# INSTRUCTION:
Find out how many lines of the material contain the string "name" and give only that figure.

Collected data entries
>>>

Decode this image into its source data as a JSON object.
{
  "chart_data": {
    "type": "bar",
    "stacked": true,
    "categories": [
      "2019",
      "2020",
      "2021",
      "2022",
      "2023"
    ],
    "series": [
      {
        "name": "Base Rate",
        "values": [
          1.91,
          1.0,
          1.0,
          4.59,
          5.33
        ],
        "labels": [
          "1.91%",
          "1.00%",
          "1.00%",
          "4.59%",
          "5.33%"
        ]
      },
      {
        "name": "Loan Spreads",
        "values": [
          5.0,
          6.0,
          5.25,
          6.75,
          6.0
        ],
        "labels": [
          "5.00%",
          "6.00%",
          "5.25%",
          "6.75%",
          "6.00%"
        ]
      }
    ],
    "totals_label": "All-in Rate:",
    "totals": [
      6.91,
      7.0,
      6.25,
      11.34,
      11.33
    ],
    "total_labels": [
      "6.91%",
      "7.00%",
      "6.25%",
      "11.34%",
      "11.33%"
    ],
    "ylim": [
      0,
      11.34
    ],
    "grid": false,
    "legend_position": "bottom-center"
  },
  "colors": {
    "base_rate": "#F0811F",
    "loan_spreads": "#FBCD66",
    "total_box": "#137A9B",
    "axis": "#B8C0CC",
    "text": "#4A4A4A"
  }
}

<<<
>>>

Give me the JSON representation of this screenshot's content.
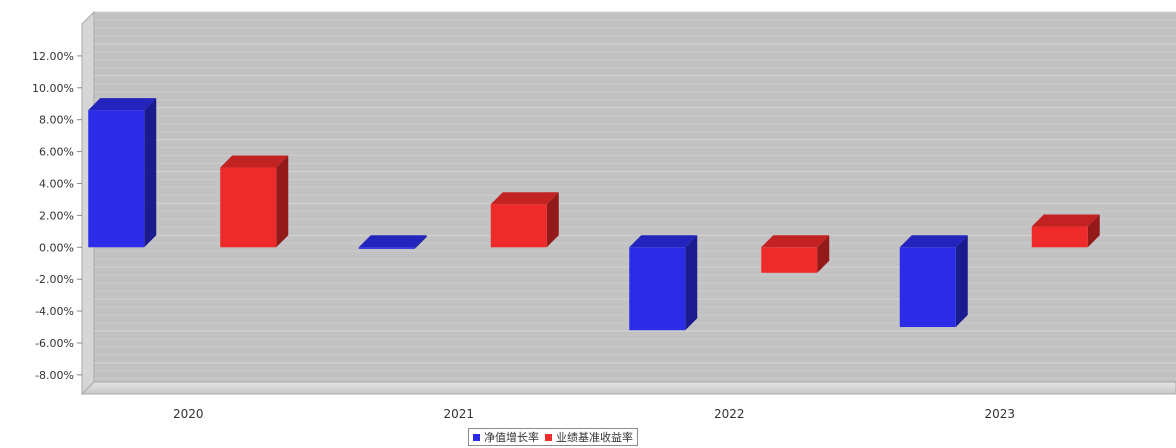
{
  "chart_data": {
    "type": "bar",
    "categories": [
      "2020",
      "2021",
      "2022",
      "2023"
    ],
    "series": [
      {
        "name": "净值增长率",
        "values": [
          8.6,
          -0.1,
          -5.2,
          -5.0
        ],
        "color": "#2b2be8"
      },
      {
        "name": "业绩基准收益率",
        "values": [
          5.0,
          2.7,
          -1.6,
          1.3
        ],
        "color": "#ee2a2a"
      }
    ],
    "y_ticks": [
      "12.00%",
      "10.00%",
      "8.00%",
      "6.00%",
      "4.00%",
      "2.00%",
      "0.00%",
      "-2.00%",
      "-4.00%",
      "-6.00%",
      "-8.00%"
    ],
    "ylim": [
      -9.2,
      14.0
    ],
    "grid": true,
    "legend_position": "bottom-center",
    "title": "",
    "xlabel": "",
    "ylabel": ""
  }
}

<<<
>>>

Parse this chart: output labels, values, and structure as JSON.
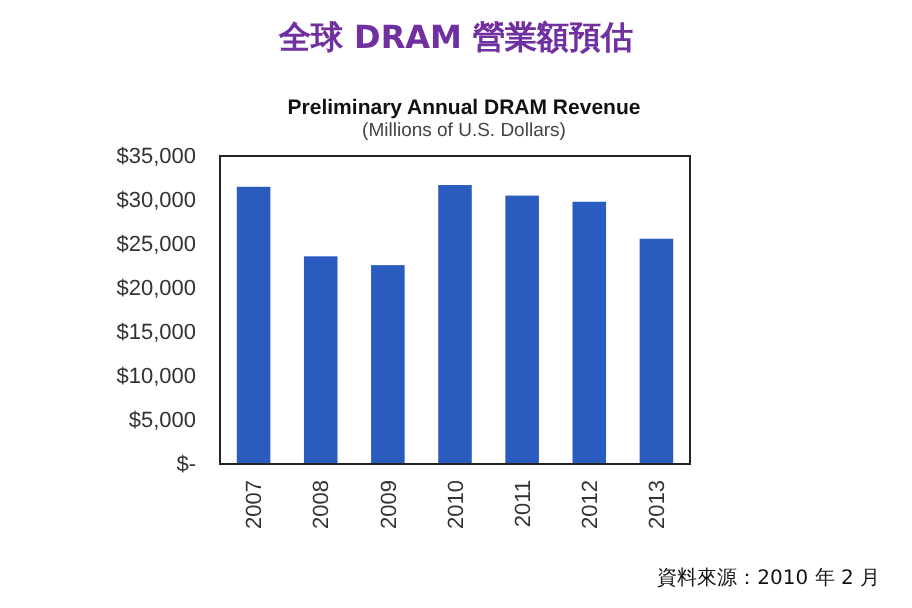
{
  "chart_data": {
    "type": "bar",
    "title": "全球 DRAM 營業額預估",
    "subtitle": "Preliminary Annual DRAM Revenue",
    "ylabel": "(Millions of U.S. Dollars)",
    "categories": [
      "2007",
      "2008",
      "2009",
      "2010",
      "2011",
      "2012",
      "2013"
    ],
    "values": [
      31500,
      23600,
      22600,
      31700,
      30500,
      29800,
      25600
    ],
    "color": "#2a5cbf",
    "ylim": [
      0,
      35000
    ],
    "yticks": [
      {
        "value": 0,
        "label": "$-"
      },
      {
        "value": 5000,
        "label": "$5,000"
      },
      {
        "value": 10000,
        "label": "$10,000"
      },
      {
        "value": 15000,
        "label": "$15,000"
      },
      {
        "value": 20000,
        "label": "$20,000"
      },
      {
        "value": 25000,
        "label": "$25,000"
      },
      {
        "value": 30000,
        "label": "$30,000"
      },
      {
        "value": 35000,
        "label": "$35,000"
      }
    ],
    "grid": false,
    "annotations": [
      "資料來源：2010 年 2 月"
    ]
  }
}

<<<

# REPLY TO THE EXERCISE:
4